*Tasks to carry out:*
(a) According to the text on the Chula Vista Columbus statue, in what year was the statue installed?
(b) Write the next part of the text on the Chula Vista Columbus statue, picking up after its final sentence.

*Excerpt to read:*
§

- Artist: Mario Zamora
- Medium: Bronze sculpture
- Subject: Christopher Columbus
- Dimensions: 1.8 m × 0.91 m × 0.61 m (6 ft × 3 ft × 2 ft)
- Location: Chula Vista, California, U.S.; 32°38′37″N 117°00′37″W﻿ / ﻿32.6436°N 117.0103°W;

= Statue of Christopher Columbus (Chula Vista, California) =

Statue of Christopher Columbus, formerly installed in Chula Vista, California, U.S.

A statue of Christopher Columbus by Mario Zamora was installed in Chula Vista, California's formerly named Discovery Park, in the United States. The statue has been vandalized multiple times.

The statue was installed in 1991 as part of the Columbus Quincentenary. It was surveyed by the Smithsonian Institution's "Save Outdoor Sculpture!" program in 1993.

It was removed and placed into storage in June 2020. The park named after Columbus's so-called "discovery" of America was renamed in 2022.

§

*Supplied material:*
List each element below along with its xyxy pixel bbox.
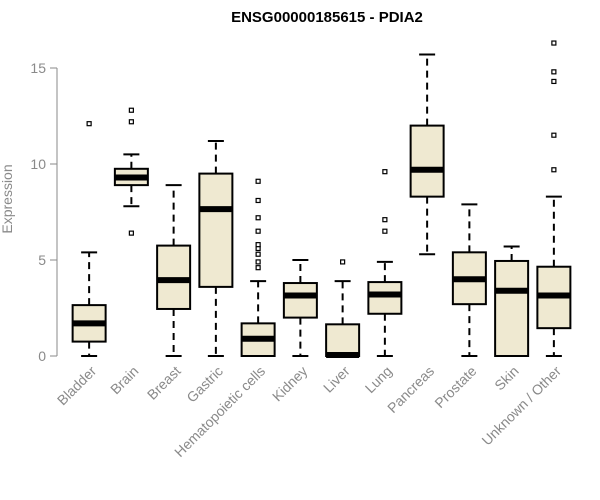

§

*Answers provided:*
(a) 1991

(b)
==Description==
The memorial depicts Christopher Columbus with his arms crossed over his chest and holding a telescope. The bronze sculpture measures approximately 6 x 3 x 2 ft and rests on a 6-ft tall granite base with a 6-ft diameter. A plaque reads: "Columbus found a world, and had no chart / save one that faith deciphered in the skies / to trust the soul's invincible surmise / was all his science and his only art / George Santayana / Dedicated to the people of Chula Vista by the Rancho Del Rey partnership / a joint venture between McMillin Communities and Home Capital".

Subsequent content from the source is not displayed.